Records
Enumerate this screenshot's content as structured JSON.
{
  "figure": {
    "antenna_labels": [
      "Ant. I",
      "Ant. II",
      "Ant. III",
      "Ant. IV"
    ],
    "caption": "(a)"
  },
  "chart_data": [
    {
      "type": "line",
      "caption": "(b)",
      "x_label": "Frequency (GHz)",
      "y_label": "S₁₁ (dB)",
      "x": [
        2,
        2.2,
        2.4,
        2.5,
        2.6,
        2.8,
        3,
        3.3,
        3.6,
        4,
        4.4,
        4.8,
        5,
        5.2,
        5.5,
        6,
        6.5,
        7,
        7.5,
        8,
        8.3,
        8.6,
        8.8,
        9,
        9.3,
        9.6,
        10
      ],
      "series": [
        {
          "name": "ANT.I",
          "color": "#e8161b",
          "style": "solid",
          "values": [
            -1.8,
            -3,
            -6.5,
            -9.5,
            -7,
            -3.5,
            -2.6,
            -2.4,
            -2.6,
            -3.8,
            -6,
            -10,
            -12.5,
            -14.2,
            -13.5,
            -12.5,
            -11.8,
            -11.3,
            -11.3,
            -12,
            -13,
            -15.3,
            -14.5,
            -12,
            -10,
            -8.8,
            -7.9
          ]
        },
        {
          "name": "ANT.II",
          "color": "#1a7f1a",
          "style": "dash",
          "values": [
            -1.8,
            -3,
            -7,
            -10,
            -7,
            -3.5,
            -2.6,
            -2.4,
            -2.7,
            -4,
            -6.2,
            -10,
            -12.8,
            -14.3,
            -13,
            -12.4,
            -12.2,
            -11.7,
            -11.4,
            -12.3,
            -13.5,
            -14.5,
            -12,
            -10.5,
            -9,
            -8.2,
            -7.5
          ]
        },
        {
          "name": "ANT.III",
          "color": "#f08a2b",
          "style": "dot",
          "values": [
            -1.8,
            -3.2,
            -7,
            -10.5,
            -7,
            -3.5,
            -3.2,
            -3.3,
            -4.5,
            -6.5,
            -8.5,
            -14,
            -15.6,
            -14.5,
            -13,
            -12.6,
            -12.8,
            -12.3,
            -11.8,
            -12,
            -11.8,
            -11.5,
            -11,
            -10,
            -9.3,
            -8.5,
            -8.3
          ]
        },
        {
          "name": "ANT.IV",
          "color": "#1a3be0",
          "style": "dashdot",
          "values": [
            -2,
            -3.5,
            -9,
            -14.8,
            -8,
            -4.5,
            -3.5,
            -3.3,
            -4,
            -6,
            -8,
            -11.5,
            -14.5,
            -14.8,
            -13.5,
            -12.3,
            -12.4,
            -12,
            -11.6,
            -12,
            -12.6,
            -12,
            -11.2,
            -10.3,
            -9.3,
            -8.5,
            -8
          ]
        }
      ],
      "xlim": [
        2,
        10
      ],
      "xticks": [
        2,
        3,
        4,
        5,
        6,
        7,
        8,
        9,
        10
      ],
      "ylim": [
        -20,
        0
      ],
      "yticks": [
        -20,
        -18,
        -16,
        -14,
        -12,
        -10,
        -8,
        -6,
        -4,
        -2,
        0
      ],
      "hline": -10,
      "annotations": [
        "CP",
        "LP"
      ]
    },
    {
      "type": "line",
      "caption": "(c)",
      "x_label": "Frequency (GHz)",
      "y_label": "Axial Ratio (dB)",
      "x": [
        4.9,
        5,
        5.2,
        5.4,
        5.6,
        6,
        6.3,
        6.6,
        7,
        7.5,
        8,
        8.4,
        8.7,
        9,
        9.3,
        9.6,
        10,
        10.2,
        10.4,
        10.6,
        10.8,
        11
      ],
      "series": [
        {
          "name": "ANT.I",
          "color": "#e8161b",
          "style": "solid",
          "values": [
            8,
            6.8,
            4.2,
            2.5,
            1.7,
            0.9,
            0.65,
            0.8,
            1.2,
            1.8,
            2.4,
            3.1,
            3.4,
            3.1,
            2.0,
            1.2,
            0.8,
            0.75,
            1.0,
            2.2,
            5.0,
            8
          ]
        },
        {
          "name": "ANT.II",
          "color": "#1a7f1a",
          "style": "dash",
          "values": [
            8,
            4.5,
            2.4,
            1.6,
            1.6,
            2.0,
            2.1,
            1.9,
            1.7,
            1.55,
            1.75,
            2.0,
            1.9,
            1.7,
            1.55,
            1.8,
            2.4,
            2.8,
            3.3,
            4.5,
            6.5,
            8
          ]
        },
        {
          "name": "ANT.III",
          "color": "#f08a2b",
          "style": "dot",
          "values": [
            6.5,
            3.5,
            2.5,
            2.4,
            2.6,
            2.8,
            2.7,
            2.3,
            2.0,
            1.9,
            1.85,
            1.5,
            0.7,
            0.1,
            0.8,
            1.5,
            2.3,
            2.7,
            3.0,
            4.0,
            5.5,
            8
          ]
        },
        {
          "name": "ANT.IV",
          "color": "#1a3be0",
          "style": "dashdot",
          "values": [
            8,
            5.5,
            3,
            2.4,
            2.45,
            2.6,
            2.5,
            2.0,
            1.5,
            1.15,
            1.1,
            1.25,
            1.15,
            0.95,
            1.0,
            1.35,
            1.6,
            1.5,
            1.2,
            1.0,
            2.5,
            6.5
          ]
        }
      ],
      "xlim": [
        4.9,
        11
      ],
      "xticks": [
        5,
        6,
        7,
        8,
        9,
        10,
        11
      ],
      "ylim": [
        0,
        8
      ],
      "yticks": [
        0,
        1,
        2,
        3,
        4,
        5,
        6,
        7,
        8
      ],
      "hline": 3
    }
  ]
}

(The task):
The records above need to be transcribed in full. Keep every character unchanged.

(The completed task):
Enumerate this screenshot's content as structured JSON.
{
  "figure": {
    "antenna_labels": [
      "Ant. I",
      "Ant. II",
      "Ant. III",
      "Ant. IV"
    ],
    "caption": "(a)"
  },
  "chart_data": [
    {
      "type": "line",
      "caption": "(b)",
      "x_label": "Frequency (GHz)",
      "y_label": "S₁₁ (dB)",
      "x": [
        2,
        2.2,
        2.4,
        2.5,
        2.6,
        2.8,
        3,
        3.3,
        3.6,
        4,
        4.4,
        4.8,
        5,
        5.2,
        5.5,
        6,
        6.5,
        7,
        7.5,
        8,
        8.3,
        8.6,
        8.8,
        9,
        9.3,
        9.6,
        10
      ],
      "series": [
        {
          "name": "ANT.I",
          "color": "#e8161b",
          "style": "solid",
          "values": [
            -1.8,
            -3,
            -6.5,
            -9.5,
            -7,
            -3.5,
            -2.6,
            -2.4,
            -2.6,
            -3.8,
            -6,
            -10,
            -12.5,
            -14.2,
            -13.5,
            -12.5,
            -11.8,
            -11.3,
            -11.3,
            -12,
            -13,
            -15.3,
            -14.5,
            -12,
            -10,
            -8.8,
            -7.9
          ]
        },
        {
          "name": "ANT.II",
          "color": "#1a7f1a",
          "style": "dash",
          "values": [
            -1.8,
            -3,
            -7,
            -10,
            -7,
            -3.5,
            -2.6,
            -2.4,
            -2.7,
            -4,
            -6.2,
            -10,
            -12.8,
            -14.3,
            -13,
            -12.4,
            -12.2,
            -11.7,
            -11.4,
            -12.3,
            -13.5,
            -14.5,
            -12,
            -10.5,
            -9,
            -8.2,
            -7.5
          ]
        },
        {
          "name": "ANT.III",
          "color": "#f08a2b",
          "style": "dot",
          "values": [
            -1.8,
            -3.2,
            -7,
            -10.5,
            -7,
            -3.5,
            -3.2,
            -3.3,
            -4.5,
            -6.5,
            -8.5,
            -14,
            -15.6,
            -14.5,
            -13,
            -12.6,
            -12.8,
            -12.3,
            -11.8,
            -12,
            -11.8,
            -11.5,
            -11,
            -10,
            -9.3,
            -8.5,
            -8.3
          ]
        },
        {
          "name": "ANT.IV",
          "color": "#1a3be0",
          "style": "dashdot",
          "values": [
            -2,
            -3.5,
            -9,
            -14.8,
            -8,
            -4.5,
            -3.5,
            -3.3,
            -4,
            -6,
            -8,
            -11.5,
            -14.5,
            -14.8,
            -13.5,
            -12.3,
            -12.4,
            -12,
            -11.6,
            -12,
            -12.6,
            -12,
            -11.2,
            -10.3,
            -9.3,
            -8.5,
            -8
          ]
        }
      ],
      "xlim": [
        2,
        10
      ],
      "xticks": [
        2,
        3,
        4,
        5,
        6,
        7,
        8,
        9,
        10
      ],
      "ylim": [
        -20,
        0
      ],
      "yticks": [
        -20,
        -18,
        -16,
        -14,
        -12,
        -10,
        -8,
        -6,
        -4,
        -2,
        0
      ],
      "hline": -10,
      "annotations": [
        "CP",
        "LP"
      ]
    },
    {
      "type": "line",
      "caption": "(c)",
      "x_label": "Frequency (GHz)",
      "y_label": "Axial Ratio (dB)",
      "x": [
        4.9,
        5,
        5.2,
        5.4,
        5.6,
        6,
        6.3,
        6.6,
        7,
        7.5,
        8,
        8.4,
        8.7,
        9,
        9.3,
        9.6,
        10,
        10.2,
        10.4,
        10.6,
        10.8,
        11
      ],
      "series": [
        {
          "name": "ANT.I",
          "color": "#e8161b",
          "style": "solid",
          "values": [
            8,
            6.8,
            4.2,
            2.5,
            1.7,
            0.9,
            0.65,
            0.8,
            1.2,
            1.8,
            2.4,
            3.1,
            3.4,
            3.1,
            2.0,
            1.2,
            0.8,
            0.75,
            1.0,
            2.2,
            5.0,
            8
          ]
        },
        {
          "name": "ANT.II",
          "color": "#1a7f1a",
          "style": "dash",
          "values": [
            8,
            4.5,
            2.4,
            1.6,
            1.6,
            2.0,
            2.1,
            1.9,
            1.7,
            1.55,
            1.75,
            2.0,
            1.9,
            1.7,
            1.55,
            1.8,
            2.4,
            2.8,
            3.3,
            4.5,
            6.5,
            8
          ]
        },
        {
          "name": "ANT.III",
          "color": "#f08a2b",
          "style": "dot",
          "values": [
            6.5,
            3.5,
            2.5,
            2.4,
            2.6,
            2.8,
            2.7,
            2.3,
            2.0,
            1.9,
            1.85,
            1.5,
            0.7,
            0.1,
            0.8,
            1.5,
            2.3,
            2.7,
            3.0,
            4.0,
            5.5,
            8
          ]
        },
        {
          "name": "ANT.IV",
          "color": "#1a3be0",
          "style": "dashdot",
          "values": [
            8,
            5.5,
            3,
            2.4,
            2.45,
            2.6,
            2.5,
            2.0,
            1.5,
            1.15,
            1.1,
            1.25,
            1.15,
            0.95,
            1.0,
            1.35,
            1.6,
            1.5,
            1.2,
            1.0,
            2.5,
            6.5
          ]
        }
      ],
      "xlim": [
        4.9,
        11
      ],
      "xticks": [
        5,
        6,
        7,
        8,
        9,
        10,
        11
      ],
      "ylim": [
        0,
        8
      ],
      "yticks": [
        0,
        1,
        2,
        3,
        4,
        5,
        6,
        7,
        8
      ],
      "hline": 3
    }
  ]
}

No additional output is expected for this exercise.